## Exercise requirements
Reproduce every entry below precisely; do not include the pictures.

___ Exercise input

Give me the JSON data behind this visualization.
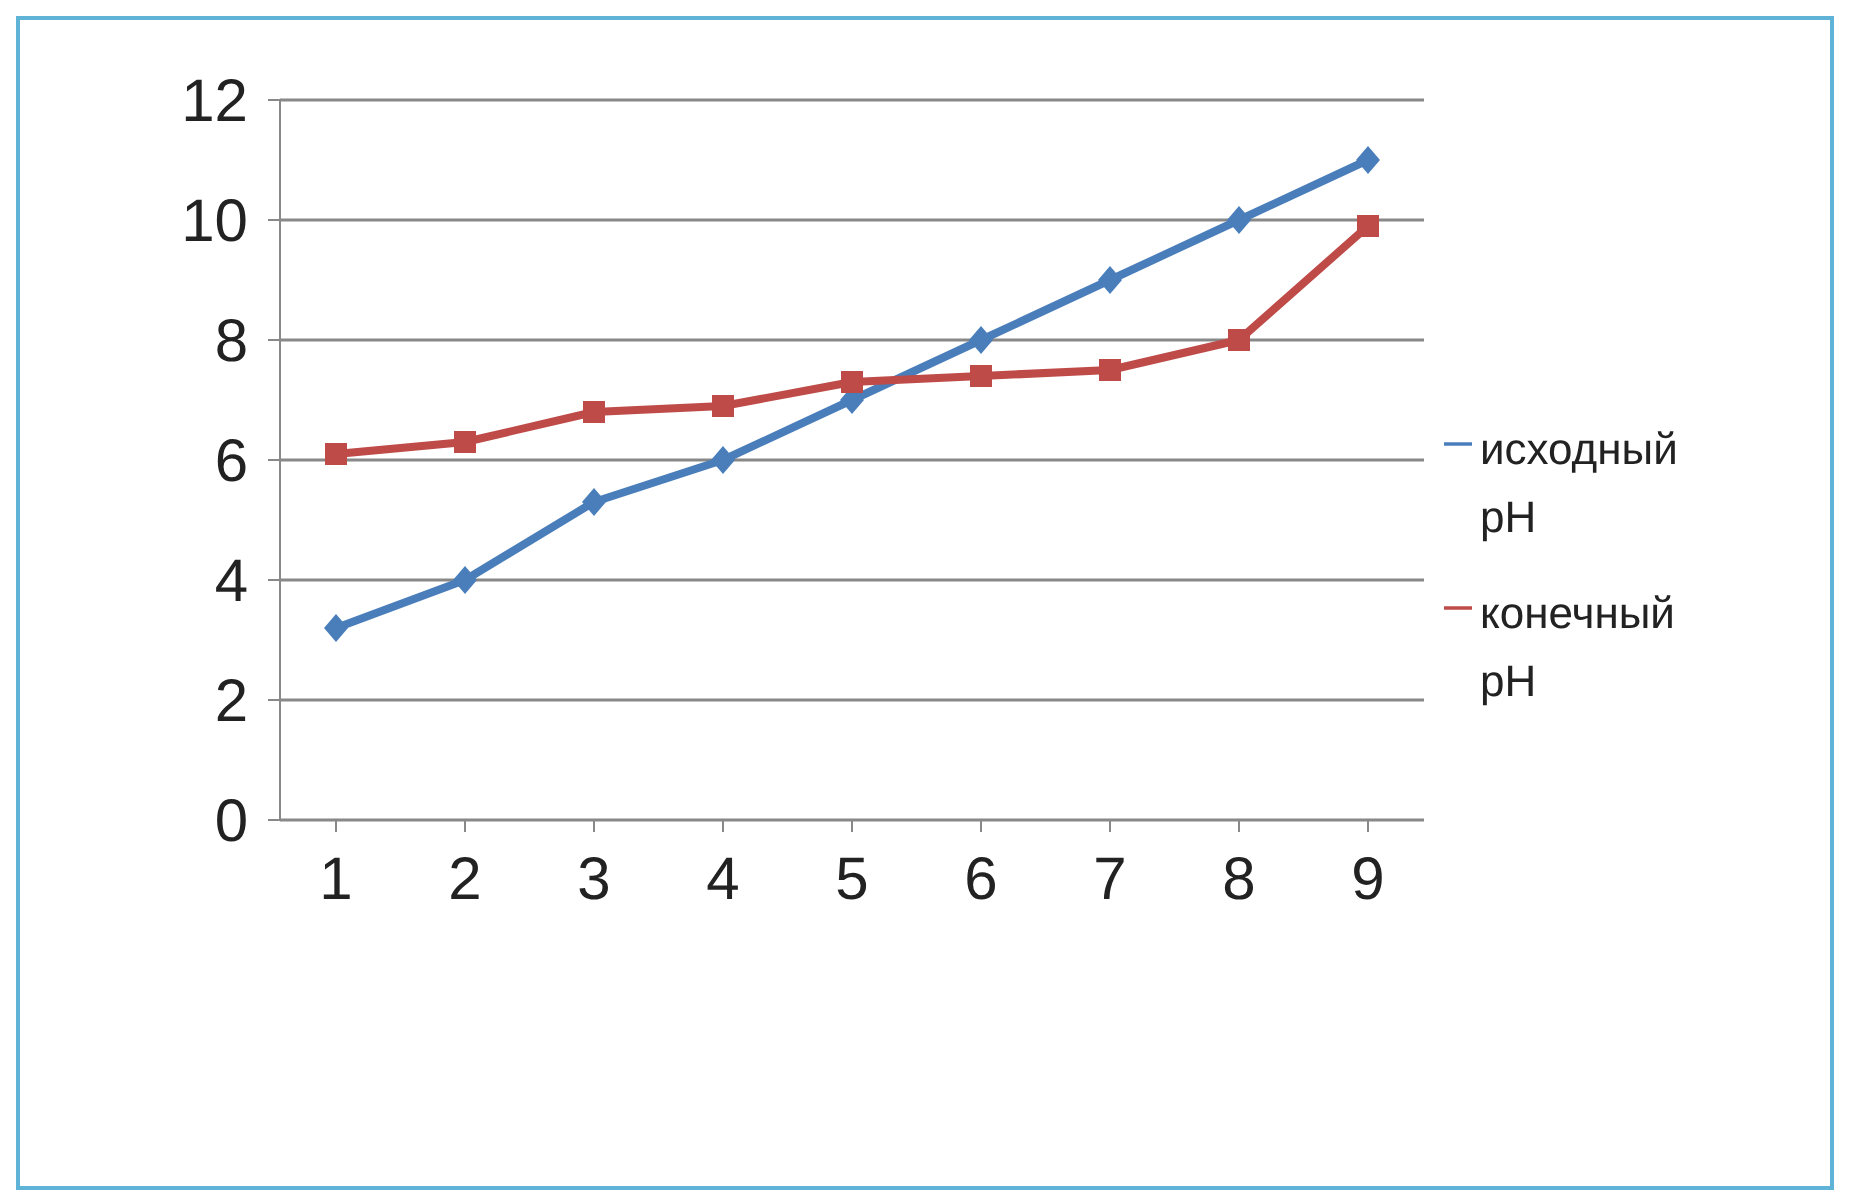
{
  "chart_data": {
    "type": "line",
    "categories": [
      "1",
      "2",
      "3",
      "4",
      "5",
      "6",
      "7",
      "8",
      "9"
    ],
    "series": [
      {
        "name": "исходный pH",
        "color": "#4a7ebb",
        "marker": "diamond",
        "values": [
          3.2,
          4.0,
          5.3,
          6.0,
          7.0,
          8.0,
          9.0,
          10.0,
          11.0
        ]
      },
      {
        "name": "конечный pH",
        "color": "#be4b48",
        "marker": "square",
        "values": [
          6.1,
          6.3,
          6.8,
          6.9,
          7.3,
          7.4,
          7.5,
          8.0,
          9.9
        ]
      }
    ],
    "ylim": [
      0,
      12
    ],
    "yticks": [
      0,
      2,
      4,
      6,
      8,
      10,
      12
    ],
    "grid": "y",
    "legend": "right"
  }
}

______

## Result of the exercise
Give me the JSON data behind this visualization.
{
  "chart_data": {
    "type": "line",
    "categories": [
      "1",
      "2",
      "3",
      "4",
      "5",
      "6",
      "7",
      "8",
      "9"
    ],
    "series": [
      {
        "name": "исходный pH",
        "color": "#4a7ebb",
        "marker": "diamond",
        "values": [
          3.2,
          4.0,
          5.3,
          6.0,
          7.0,
          8.0,
          9.0,
          10.0,
          11.0
        ]
      },
      {
        "name": "конечный pH",
        "color": "#be4b48",
        "marker": "square",
        "values": [
          6.1,
          6.3,
          6.8,
          6.9,
          7.3,
          7.4,
          7.5,
          8.0,
          9.9
        ]
      }
    ],
    "ylim": [
      0,
      12
    ],
    "yticks": [
      0,
      2,
      4,
      6,
      8,
      10,
      12
    ],
    "grid": "y",
    "legend": "right"
  }
}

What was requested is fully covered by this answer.